— start —

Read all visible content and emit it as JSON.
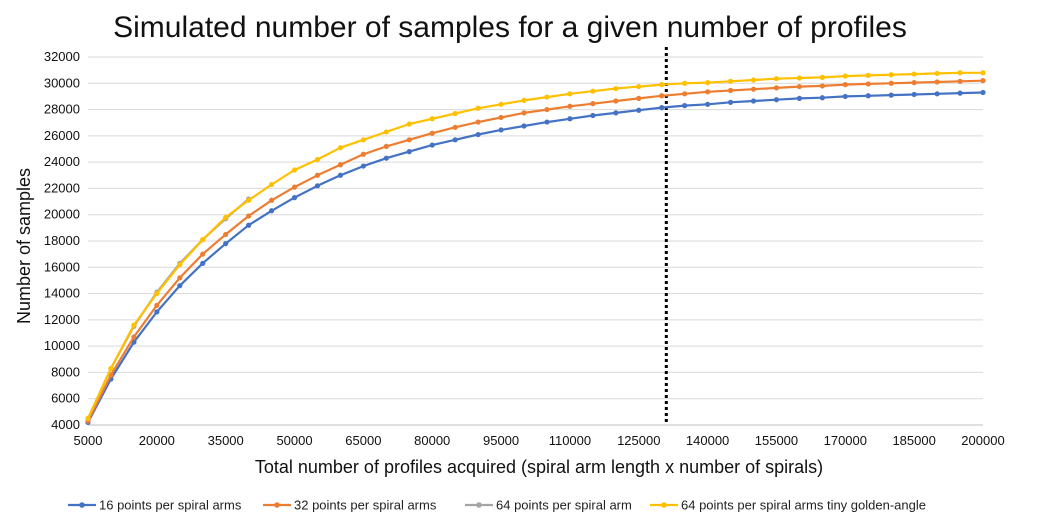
{
  "chart_data": {
    "type": "line",
    "title": "Simulated number of samples for a given number of profiles",
    "xlabel": "Total number of profiles acquired (spiral arm length x number of spirals)",
    "ylabel": "Number of samples",
    "xlim": [
      5000,
      200000
    ],
    "ylim": [
      4000,
      32000
    ],
    "x_ticks": [
      "5000",
      "20000",
      "35000",
      "50000",
      "65000",
      "80000",
      "95000",
      "110000",
      "125000",
      "140000",
      "155000",
      "170000",
      "185000",
      "200000"
    ],
    "y_ticks": [
      "4000",
      "6000",
      "8000",
      "10000",
      "12000",
      "14000",
      "16000",
      "18000",
      "20000",
      "22000",
      "24000",
      "26000",
      "28000",
      "30000",
      "32000"
    ],
    "grid": true,
    "legend_position": "bottom",
    "vertical_marker": {
      "x": 131000,
      "style": "dotted",
      "color": "#000000"
    },
    "series": [
      {
        "name": "16 points per spiral arms",
        "color": "#4472C4",
        "x": [
          5000,
          10000,
          15000,
          20000,
          25000,
          30000,
          35000,
          40000,
          45000,
          50000,
          55000,
          60000,
          65000,
          70000,
          75000,
          80000,
          85000,
          90000,
          95000,
          100000,
          105000,
          110000,
          115000,
          120000,
          125000,
          130000,
          135000,
          140000,
          145000,
          150000,
          155000,
          160000,
          165000,
          170000,
          175000,
          180000,
          185000,
          190000,
          195000,
          200000
        ],
        "values": [
          4200,
          7500,
          10300,
          12600,
          14600,
          16300,
          17800,
          19200,
          20300,
          21300,
          22200,
          23000,
          23700,
          24300,
          24800,
          25300,
          25700,
          26100,
          26450,
          26750,
          27050,
          27300,
          27550,
          27750,
          27950,
          28150,
          28300,
          28400,
          28550,
          28650,
          28750,
          28850,
          28900,
          29000,
          29050,
          29100,
          29150,
          29200,
          29250,
          29300
        ]
      },
      {
        "name": "32 points per spiral arms",
        "color": "#ED7D31",
        "x": [
          5000,
          10000,
          15000,
          20000,
          25000,
          30000,
          35000,
          40000,
          45000,
          50000,
          55000,
          60000,
          65000,
          70000,
          75000,
          80000,
          85000,
          90000,
          95000,
          100000,
          105000,
          110000,
          115000,
          120000,
          125000,
          130000,
          135000,
          140000,
          145000,
          150000,
          155000,
          160000,
          165000,
          170000,
          175000,
          180000,
          185000,
          190000,
          195000,
          200000
        ],
        "values": [
          4300,
          7800,
          10700,
          13100,
          15200,
          17000,
          18500,
          19900,
          21100,
          22100,
          23000,
          23800,
          24600,
          25200,
          25700,
          26200,
          26650,
          27050,
          27400,
          27750,
          28000,
          28250,
          28450,
          28650,
          28850,
          29050,
          29200,
          29350,
          29450,
          29550,
          29650,
          29750,
          29800,
          29900,
          29950,
          30000,
          30050,
          30100,
          30150,
          30200
        ]
      },
      {
        "name": "64 points per spiral arm",
        "color": "#A5A5A5",
        "x": [
          5000,
          10000,
          15000,
          20000,
          25000,
          30000,
          35000,
          40000
        ],
        "values": [
          4500,
          8300,
          11500,
          14100,
          16300,
          18100,
          19700,
          21200
        ]
      },
      {
        "name": "64 points per spiral arms tiny golden-angle",
        "color": "#FFC000",
        "x": [
          5000,
          10000,
          15000,
          20000,
          25000,
          30000,
          35000,
          40000,
          45000,
          50000,
          55000,
          60000,
          65000,
          70000,
          75000,
          80000,
          85000,
          90000,
          95000,
          100000,
          105000,
          110000,
          115000,
          120000,
          125000,
          130000,
          135000,
          140000,
          145000,
          150000,
          155000,
          160000,
          165000,
          170000,
          175000,
          180000,
          185000,
          190000,
          195000,
          200000
        ],
        "values": [
          4500,
          8300,
          11600,
          14000,
          16200,
          18100,
          19800,
          21100,
          22300,
          23400,
          24200,
          25100,
          25700,
          26300,
          26900,
          27300,
          27700,
          28100,
          28400,
          28700,
          28950,
          29200,
          29400,
          29600,
          29750,
          29900,
          30000,
          30050,
          30150,
          30250,
          30350,
          30400,
          30450,
          30550,
          30600,
          30650,
          30700,
          30750,
          30800,
          30800
        ]
      }
    ]
  }
}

— end —

INSTRUCTION. From the records above, pull out each line that has "arms".

FINISHED ANSWER.
        "name": "16 points per spiral arms",
        "name": "32 points per spiral arms",
        "name": "64 points per spiral arms tiny golden-angle",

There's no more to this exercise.